Task:
Output the lines of the material between the line holding "tree: [629, 435, 633, 439]" and the line holding "tree: [58, 244, 63, 249]", inclusive, as a Markdown table with columns Row and Line. Number each row and skip blank lines.

The records:
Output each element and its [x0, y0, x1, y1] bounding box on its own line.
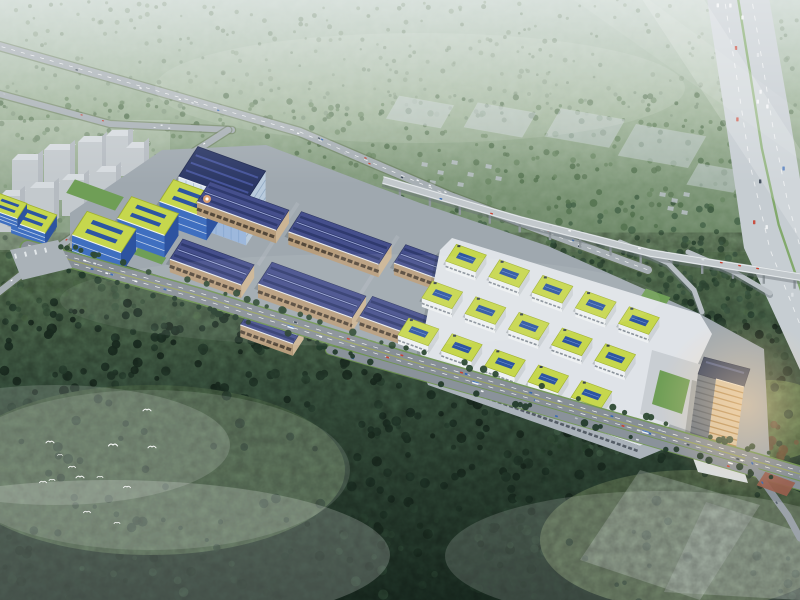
tree: [629, 435, 633, 439]
tree: [592, 424, 599, 431]
tree: [581, 419, 589, 427]
tree: [66, 269, 71, 274]
tree: [720, 197, 725, 202]
tree: [623, 208, 628, 213]
tree: [64, 245, 69, 250]
tree: [350, 354, 355, 359]
tree: [566, 200, 571, 205]
tree: [657, 202, 662, 207]
rooftop-unit: [583, 382, 586, 384]
tree: [96, 252, 101, 257]
tree: [635, 235, 640, 240]
tree: [628, 226, 636, 234]
tree: [682, 236, 689, 243]
tree: [704, 203, 709, 208]
tree: [512, 401, 519, 408]
tree: [649, 202, 655, 208]
tree: [622, 410, 627, 415]
tree: [554, 205, 558, 209]
tree: [527, 210, 531, 214]
tree: [547, 207, 551, 211]
tree: [473, 390, 479, 396]
sun-glint-core: [205, 197, 208, 200]
tree: [663, 447, 668, 452]
tree: [700, 222, 706, 228]
tree: [697, 240, 703, 246]
tree: [668, 192, 674, 198]
tree: [719, 241, 724, 246]
tree: [568, 221, 572, 225]
tree: [461, 359, 467, 365]
tree: [403, 345, 408, 350]
tree: [367, 359, 374, 366]
tree: [640, 216, 644, 220]
tree: [603, 210, 608, 215]
vehicle: [791, 293, 793, 297]
scene-svg: [0, 0, 800, 600]
tree: [557, 196, 562, 201]
tree: [714, 229, 719, 234]
tree: [609, 404, 616, 411]
tree: [421, 350, 426, 355]
tree: [58, 244, 63, 249]
tree: [671, 227, 677, 233]
tree: [650, 188, 654, 192]
tree: [692, 241, 697, 246]
tree: [539, 383, 545, 389]
tree: [492, 371, 498, 377]
vehicle: [766, 225, 768, 229]
tree: [597, 213, 603, 219]
tree: [621, 224, 628, 231]
tree: [618, 200, 623, 205]
rooftop-unit: [496, 350, 499, 352]
tree: [596, 189, 602, 195]
tree: [555, 218, 563, 226]
rooftop-unit: [457, 245, 460, 247]
tree: [615, 207, 622, 214]
tree: [696, 206, 703, 213]
rooftop-unit: [607, 345, 610, 347]
tree: [659, 230, 664, 235]
tree: [79, 272, 85, 278]
tree: [647, 191, 653, 197]
tree: [78, 248, 83, 253]
tree: [634, 195, 639, 200]
tree: [646, 239, 650, 243]
tree: [571, 202, 576, 207]
tree: [73, 245, 78, 250]
rooftop-unit: [540, 366, 543, 368]
tree: [466, 365, 473, 372]
tree: [678, 202, 684, 208]
tree: [654, 224, 658, 228]
tree: [438, 381, 444, 387]
atmospheric-haze: [0, 0, 800, 185]
tree: [597, 219, 602, 224]
tree: [672, 213, 678, 219]
tree: [631, 205, 635, 209]
tree: [522, 403, 529, 410]
tree: [120, 259, 127, 266]
tree: [566, 208, 572, 214]
aerial-site-rendering: [0, 0, 800, 600]
tree: [480, 366, 487, 373]
tree: [576, 396, 581, 401]
tree: [663, 186, 668, 191]
tree: [590, 199, 598, 207]
tree: [630, 212, 635, 217]
tree: [333, 349, 338, 354]
fog-patch: [60, 254, 660, 346]
vehicle: [753, 220, 755, 224]
tree: [486, 195, 492, 201]
tree: [643, 413, 650, 420]
tree: [513, 207, 517, 211]
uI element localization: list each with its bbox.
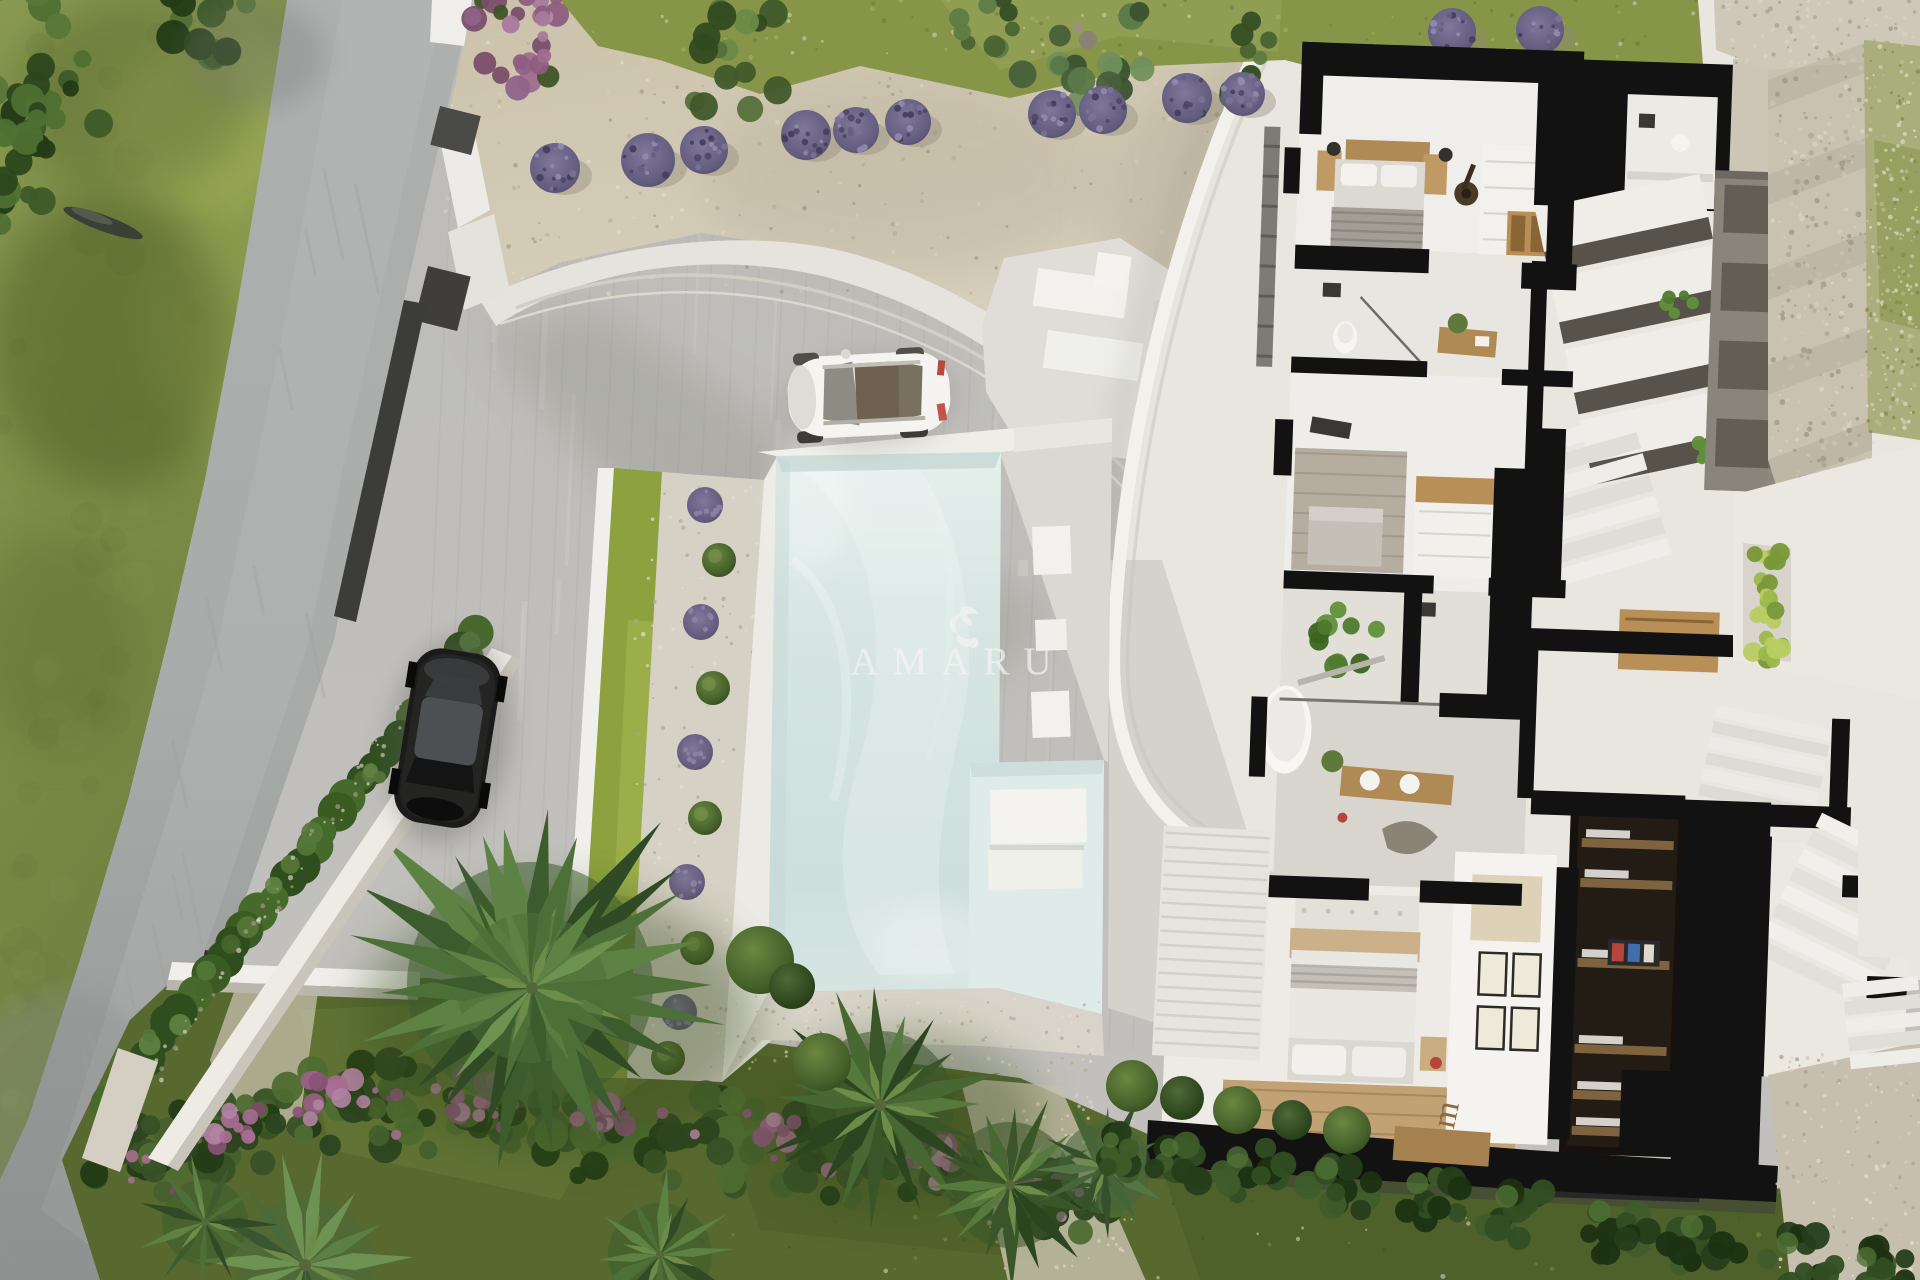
- svg-text:AMARU: AMARU: [850, 640, 1065, 683]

Output of the task:
| Row | Line |
|---|---|
| 1 | tree: [629, 435, 633, 439] |
| 2 | tree: [592, 424, 599, 431] |
| 3 | tree: [581, 419, 589, 427] |
| 4 | tree: [66, 269, 71, 274] |
| 5 | tree: [720, 197, 725, 202] |
| 6 | tree: [623, 208, 628, 213] |
| 7 | tree: [64, 245, 69, 250] |
| 8 | tree: [350, 354, 355, 359] |
| 9 | tree: [566, 200, 571, 205] |
| 10 | tree: [657, 202, 662, 207] |
| 11 | rooftop-unit: [583, 382, 586, 384] |
| 12 | tree: [96, 252, 101, 257] |
| 13 | tree: [635, 235, 640, 240] |
| 14 | tree: [628, 226, 636, 234] |
| 15 | tree: [682, 236, 689, 243] |
| 16 | tree: [704, 203, 709, 208] |
| 17 | tree: [512, 401, 519, 408] |
| 18 | tree: [649, 202, 655, 208] |
| 19 | tree: [622, 410, 627, 415] |
| 20 | tree: [554, 205, 558, 209] |
| 21 | tree: [527, 210, 531, 214] |
| 22 | tree: [547, 207, 551, 211] |
| 23 | tree: [473, 390, 479, 396] |
| 24 | sun-glint-core: [205, 197, 208, 200] |
| 25 | tree: [663, 447, 668, 452] |
| 26 | tree: [700, 222, 706, 228] |
| 27 | tree: [697, 240, 703, 246] |
| 28 | tree: [668, 192, 674, 198] |
| 29 | tree: [719, 241, 724, 246] |
| 30 | tree: [568, 221, 572, 225] |
| 31 | tree: [461, 359, 467, 365] |
| 32 | tree: [403, 345, 408, 350] |
| 33 | tree: [367, 359, 374, 366] |
| 34 | tree: [640, 216, 644, 220] |
| 35 | tree: [603, 210, 608, 215] |
| 36 | vehicle: [791, 293, 793, 297] |
| 37 | scene-svg: [0, 0, 800, 600] |
| 38 | tree: [557, 196, 562, 201] |
| 39 | tree: [714, 229, 719, 234] |
| 40 | tree: [609, 404, 616, 411] |
| 41 | tree: [421, 350, 426, 355] |
| 42 | tree: [58, 244, 63, 249] |